§ **Directive**: Locate each line containing the string "Management" and copy it out.

Raw records

==================================================

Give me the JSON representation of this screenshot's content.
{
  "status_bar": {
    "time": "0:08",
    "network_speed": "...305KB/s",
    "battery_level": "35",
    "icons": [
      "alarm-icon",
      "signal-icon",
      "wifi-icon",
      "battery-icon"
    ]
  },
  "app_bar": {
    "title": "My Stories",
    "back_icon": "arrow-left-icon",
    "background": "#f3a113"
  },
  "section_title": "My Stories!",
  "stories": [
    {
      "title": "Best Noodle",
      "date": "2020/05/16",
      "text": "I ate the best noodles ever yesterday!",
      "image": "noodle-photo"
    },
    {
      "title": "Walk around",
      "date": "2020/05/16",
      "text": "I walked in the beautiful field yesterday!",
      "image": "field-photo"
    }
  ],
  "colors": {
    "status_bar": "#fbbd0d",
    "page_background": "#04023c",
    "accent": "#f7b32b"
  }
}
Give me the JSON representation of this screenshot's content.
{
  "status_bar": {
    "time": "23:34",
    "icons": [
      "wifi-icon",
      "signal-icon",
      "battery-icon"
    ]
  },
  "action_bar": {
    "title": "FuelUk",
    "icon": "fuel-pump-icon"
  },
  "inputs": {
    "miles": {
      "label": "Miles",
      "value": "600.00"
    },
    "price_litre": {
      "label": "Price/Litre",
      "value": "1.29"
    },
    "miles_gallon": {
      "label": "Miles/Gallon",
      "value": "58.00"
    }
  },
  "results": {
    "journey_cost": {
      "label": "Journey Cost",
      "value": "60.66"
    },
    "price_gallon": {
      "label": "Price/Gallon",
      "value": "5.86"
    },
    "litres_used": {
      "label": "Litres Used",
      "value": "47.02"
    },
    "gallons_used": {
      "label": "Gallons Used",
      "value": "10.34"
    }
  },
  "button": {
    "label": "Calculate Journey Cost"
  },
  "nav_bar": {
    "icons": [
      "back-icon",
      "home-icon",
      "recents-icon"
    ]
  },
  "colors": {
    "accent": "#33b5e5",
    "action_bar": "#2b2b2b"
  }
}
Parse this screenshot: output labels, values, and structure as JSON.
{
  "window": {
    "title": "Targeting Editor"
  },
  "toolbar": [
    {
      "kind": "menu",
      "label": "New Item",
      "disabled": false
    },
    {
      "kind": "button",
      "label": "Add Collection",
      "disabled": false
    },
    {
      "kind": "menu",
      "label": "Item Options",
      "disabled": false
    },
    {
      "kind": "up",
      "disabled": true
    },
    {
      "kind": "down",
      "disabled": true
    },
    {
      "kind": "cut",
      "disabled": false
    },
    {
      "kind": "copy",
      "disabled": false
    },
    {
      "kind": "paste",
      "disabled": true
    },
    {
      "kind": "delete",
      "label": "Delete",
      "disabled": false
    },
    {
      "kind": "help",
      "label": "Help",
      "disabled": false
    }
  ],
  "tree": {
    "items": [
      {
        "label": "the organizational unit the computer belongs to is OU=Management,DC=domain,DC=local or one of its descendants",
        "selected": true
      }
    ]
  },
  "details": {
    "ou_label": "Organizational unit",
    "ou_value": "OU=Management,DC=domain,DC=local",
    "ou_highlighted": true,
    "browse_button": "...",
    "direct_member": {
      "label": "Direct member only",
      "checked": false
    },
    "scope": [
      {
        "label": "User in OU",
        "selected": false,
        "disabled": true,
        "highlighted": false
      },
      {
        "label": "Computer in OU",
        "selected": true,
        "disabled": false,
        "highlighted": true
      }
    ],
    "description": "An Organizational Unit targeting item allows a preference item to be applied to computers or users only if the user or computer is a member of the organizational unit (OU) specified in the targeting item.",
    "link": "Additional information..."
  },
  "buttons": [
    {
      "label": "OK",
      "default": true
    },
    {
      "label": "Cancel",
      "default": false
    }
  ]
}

==================================================

§ **Answer to this problem**:
        "label": "the organizational unit the computer belongs to is OU=Management,DC=domain,DC=local or one of its descendants",
    "ou_value": "OU=Management,DC=domain,DC=local",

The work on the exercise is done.